[Structured page parsing data]
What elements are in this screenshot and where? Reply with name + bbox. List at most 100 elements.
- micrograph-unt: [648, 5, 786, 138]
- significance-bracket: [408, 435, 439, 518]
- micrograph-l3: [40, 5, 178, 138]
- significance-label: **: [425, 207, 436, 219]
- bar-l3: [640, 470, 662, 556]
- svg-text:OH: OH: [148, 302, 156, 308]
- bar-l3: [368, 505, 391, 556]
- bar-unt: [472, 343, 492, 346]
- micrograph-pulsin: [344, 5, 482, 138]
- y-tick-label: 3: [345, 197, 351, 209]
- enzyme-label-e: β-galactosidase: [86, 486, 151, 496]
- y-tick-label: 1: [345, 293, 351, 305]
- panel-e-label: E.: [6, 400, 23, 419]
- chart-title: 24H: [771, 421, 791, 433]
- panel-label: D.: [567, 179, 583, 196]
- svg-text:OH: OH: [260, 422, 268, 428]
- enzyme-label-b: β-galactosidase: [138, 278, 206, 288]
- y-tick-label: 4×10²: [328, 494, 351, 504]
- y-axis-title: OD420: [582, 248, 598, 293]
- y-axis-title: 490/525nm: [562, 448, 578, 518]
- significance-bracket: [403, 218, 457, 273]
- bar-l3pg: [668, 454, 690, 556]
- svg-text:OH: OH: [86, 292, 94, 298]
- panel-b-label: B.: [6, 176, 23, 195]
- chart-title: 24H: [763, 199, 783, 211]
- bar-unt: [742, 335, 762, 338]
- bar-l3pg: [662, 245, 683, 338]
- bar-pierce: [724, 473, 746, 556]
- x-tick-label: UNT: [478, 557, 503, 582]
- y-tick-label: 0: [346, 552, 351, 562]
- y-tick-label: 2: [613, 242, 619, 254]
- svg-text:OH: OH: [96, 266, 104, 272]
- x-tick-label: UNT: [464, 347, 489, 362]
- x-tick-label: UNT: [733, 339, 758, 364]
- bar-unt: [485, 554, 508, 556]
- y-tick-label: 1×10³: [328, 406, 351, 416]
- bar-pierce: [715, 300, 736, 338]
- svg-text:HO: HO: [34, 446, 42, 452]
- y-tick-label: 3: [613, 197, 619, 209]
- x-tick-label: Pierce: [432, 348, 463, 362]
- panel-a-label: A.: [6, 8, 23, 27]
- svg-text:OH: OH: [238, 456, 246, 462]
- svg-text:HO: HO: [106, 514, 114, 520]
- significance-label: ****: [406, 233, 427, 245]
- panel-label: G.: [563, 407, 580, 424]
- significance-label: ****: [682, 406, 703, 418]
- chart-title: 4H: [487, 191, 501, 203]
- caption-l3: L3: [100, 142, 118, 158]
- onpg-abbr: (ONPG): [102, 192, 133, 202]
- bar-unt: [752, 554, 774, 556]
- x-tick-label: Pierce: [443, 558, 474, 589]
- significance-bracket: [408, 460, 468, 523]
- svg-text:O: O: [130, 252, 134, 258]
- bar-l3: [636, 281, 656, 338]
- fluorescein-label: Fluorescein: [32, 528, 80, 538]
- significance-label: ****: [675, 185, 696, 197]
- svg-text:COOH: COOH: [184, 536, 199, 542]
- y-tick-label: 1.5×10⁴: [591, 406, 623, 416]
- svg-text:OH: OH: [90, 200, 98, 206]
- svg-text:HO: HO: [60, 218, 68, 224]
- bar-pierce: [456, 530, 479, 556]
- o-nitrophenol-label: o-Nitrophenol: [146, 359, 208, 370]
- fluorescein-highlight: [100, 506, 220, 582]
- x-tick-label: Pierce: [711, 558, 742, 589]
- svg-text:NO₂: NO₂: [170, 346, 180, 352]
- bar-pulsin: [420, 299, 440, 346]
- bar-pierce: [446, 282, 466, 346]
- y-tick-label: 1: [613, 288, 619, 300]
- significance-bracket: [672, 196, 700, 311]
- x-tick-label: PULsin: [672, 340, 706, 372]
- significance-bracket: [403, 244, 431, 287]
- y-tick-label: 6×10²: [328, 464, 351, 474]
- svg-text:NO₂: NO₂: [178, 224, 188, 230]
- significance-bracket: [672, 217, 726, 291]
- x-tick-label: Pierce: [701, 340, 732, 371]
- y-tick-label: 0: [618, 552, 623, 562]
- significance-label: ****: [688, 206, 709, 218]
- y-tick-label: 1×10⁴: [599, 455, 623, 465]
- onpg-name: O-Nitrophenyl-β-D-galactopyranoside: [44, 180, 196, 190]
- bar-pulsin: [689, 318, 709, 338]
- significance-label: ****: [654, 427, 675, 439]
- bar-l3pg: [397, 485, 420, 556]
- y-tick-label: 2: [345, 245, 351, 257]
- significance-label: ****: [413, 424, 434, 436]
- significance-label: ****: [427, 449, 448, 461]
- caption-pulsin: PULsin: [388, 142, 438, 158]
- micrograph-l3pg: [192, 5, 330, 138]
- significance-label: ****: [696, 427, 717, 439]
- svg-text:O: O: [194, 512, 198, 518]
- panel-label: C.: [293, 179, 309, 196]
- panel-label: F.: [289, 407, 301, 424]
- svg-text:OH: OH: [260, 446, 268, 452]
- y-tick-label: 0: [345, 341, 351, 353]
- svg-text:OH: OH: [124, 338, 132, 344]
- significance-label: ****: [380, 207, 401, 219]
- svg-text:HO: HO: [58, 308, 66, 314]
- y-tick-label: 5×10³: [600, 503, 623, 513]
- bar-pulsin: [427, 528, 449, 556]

YOUR GOAL:
Print out the data exactly once more.

EXERCISE ANSWER:
What elements are in this screenshot and where? Reply with name + bbox. List at most 100 elements.
- micrograph-unt: [648, 5, 786, 138]
- significance-bracket: [408, 435, 439, 518]
- micrograph-l3: [40, 5, 178, 138]
- significance-label: **: [425, 207, 436, 219]
- bar-l3: [640, 470, 662, 556]
- svg-text:OH: OH: [148, 302, 156, 308]
- bar-l3: [368, 505, 391, 556]
- bar-unt: [472, 343, 492, 346]
- micrograph-pulsin: [344, 5, 482, 138]
- y-tick-label: 3: [345, 197, 351, 209]
- enzyme-label-e: β-galactosidase: [86, 486, 151, 496]
- y-tick-label: 1: [345, 293, 351, 305]
- panel-e-label: E.: [6, 400, 23, 419]
- chart-title: 24H: [771, 421, 791, 433]
- panel-label: D.: [567, 179, 583, 196]
- svg-text:OH: OH: [260, 422, 268, 428]
- enzyme-label-b: β-galactosidase: [138, 278, 206, 288]
- y-tick-label: 4×10²: [328, 494, 351, 504]
- y-axis-title: OD420: [582, 248, 598, 293]
- y-axis-title: 490/525nm: [562, 448, 578, 518]
- significance-bracket: [403, 218, 457, 273]
- bar-l3pg: [668, 454, 690, 556]
- svg-text:OH: OH: [86, 292, 94, 298]
- panel-b-label: B.: [6, 176, 23, 195]
- chart-title: 24H: [763, 199, 783, 211]
- bar-unt: [742, 335, 762, 338]
- bar-l3pg: [662, 245, 683, 338]
- bar-pierce: [724, 473, 746, 556]
- x-tick-label: UNT: [478, 557, 503, 582]
- y-tick-label: 0: [346, 552, 351, 562]
- y-tick-label: 2: [613, 242, 619, 254]
- svg-text:OH: OH: [96, 266, 104, 272]
- x-tick-label: UNT: [464, 347, 489, 362]
- x-tick-label: UNT: [733, 339, 758, 364]
- bar-unt: [485, 554, 508, 556]
- y-tick-label: 1×10³: [328, 406, 351, 416]
- bar-pierce: [715, 300, 736, 338]
- svg-text:HO: HO: [34, 446, 42, 452]
- y-tick-label: 3: [613, 197, 619, 209]
- x-tick-label: Pierce: [432, 348, 463, 362]
- panel-a-label: A.: [6, 8, 23, 27]
- svg-text:OH: OH: [238, 456, 246, 462]
- svg-text:HO: HO: [106, 514, 114, 520]
- significance-label: ****: [406, 233, 427, 245]
- panel-label: G.: [563, 407, 580, 424]
- significance-label: ****: [682, 406, 703, 418]
- chart-title: 4H: [487, 191, 501, 203]
- caption-l3: L3: [100, 142, 118, 158]
- onpg-abbr: (ONPG): [102, 192, 133, 202]
- bar-unt: [752, 554, 774, 556]
- x-tick-label: Pierce: [443, 558, 474, 589]
- significance-bracket: [408, 460, 468, 523]
- svg-text:O: O: [130, 252, 134, 258]
- bar-l3: [636, 281, 656, 338]
- fluorescein-label: Fluorescein: [32, 528, 80, 538]
- significance-label: ****: [675, 185, 696, 197]
- svg-text:COOH: COOH: [184, 536, 199, 542]
- y-tick-label: 1.5×10⁴: [591, 406, 623, 416]
- svg-text:OH: OH: [90, 200, 98, 206]
- svg-text:HO: HO: [60, 218, 68, 224]
- bar-pierce: [456, 530, 479, 556]
- o-nitrophenol-label: o-Nitrophenol: [146, 359, 208, 370]
- fluorescein-highlight: [100, 506, 220, 582]
- x-tick-label: Pierce: [711, 558, 742, 589]
- svg-text:NO₂: NO₂: [170, 346, 180, 352]
- bar-pulsin: [420, 299, 440, 346]
- bar-pierce: [446, 282, 466, 346]
- y-tick-label: 1: [613, 288, 619, 300]
- significance-bracket: [672, 196, 700, 311]
- x-tick-label: PULsin: [672, 340, 706, 372]
- significance-bracket: [403, 244, 431, 287]
- y-tick-label: 6×10²: [328, 464, 351, 474]
- svg-text:NO₂: NO₂: [178, 224, 188, 230]
- significance-bracket: [672, 217, 726, 291]
- x-tick-label: Pierce: [701, 340, 732, 371]
- y-tick-label: 0: [618, 552, 623, 562]
- significance-label: ****: [688, 206, 709, 218]
- y-tick-label: 1×10⁴: [599, 455, 623, 465]
- onpg-name: O-Nitrophenyl-β-D-galactopyranoside: [44, 180, 196, 190]
- bar-pulsin: [689, 318, 709, 338]
- significance-label: ****: [654, 427, 675, 439]
- bar-l3pg: [397, 485, 420, 556]
- y-tick-label: 2: [345, 245, 351, 257]
- significance-label: ****: [413, 424, 434, 436]
- significance-label: ****: [427, 449, 448, 461]
- caption-pulsin: PULsin: [388, 142, 438, 158]
- micrograph-l3pg: [192, 5, 330, 138]
- significance-label: ****: [696, 427, 717, 439]
- svg-text:O: O: [194, 512, 198, 518]
- panel-label: C.: [293, 179, 309, 196]
- panel-label: F.: [289, 407, 301, 424]
- svg-text:OH: OH: [260, 446, 268, 452]
- y-tick-label: 0: [345, 341, 351, 353]
- svg-text:OH: OH: [124, 338, 132, 344]
- significance-label: ****: [380, 207, 401, 219]
- svg-text:HO: HO: [58, 308, 66, 314]
- y-tick-label: 5×10³: [600, 503, 623, 513]
- bar-pulsin: [427, 528, 449, 556]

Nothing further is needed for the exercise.